Directions for this task ▸
Without including any images, reproduce each entry exactly.

[Records that describe figures]
====================
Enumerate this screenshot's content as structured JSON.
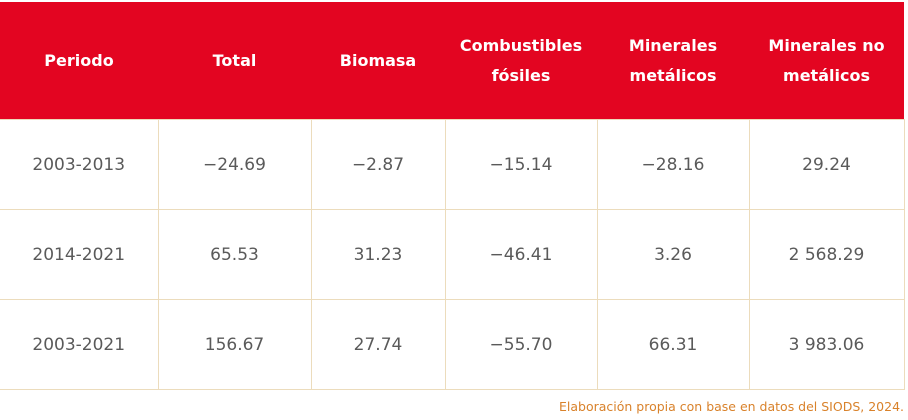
{
  "table": {
    "header": [
      "Periodo",
      "Total",
      "Biomasa",
      "Combustibles fósiles",
      "Minerales metálicos",
      "Minerales no metálicos"
    ],
    "rows": [
      [
        "2003-2013",
        "−24.69",
        "−2.87",
        "−15.14",
        "−28.16",
        "29.24"
      ],
      [
        "2014-2021",
        "65.53",
        "31.23",
        "−46.41",
        "3.26",
        "2 568.29"
      ],
      [
        "2003-2021",
        "156.67",
        "27.74",
        "−55.70",
        "66.31",
        "3 983.06"
      ]
    ]
  },
  "footer": {
    "source": "Elaboración propia con base en datos del SIODS, 2024."
  }
}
====================
Response ▸
Enumerate this screenshot's content as structured JSON.
{
  "table": {
    "header": [
      "Periodo",
      "Total",
      "Biomasa",
      "Combustibles fósiles",
      "Minerales metálicos",
      "Minerales no metálicos"
    ],
    "rows": [
      [
        "2003-2013",
        "−24.69",
        "−2.87",
        "−15.14",
        "−28.16",
        "29.24"
      ],
      [
        "2014-2021",
        "65.53",
        "31.23",
        "−46.41",
        "3.26",
        "2 568.29"
      ],
      [
        "2003-2021",
        "156.67",
        "27.74",
        "−55.70",
        "66.31",
        "3 983.06"
      ]
    ]
  },
  "footer": {
    "source": "Elaboración propia con base en datos del SIODS, 2024."
  }
}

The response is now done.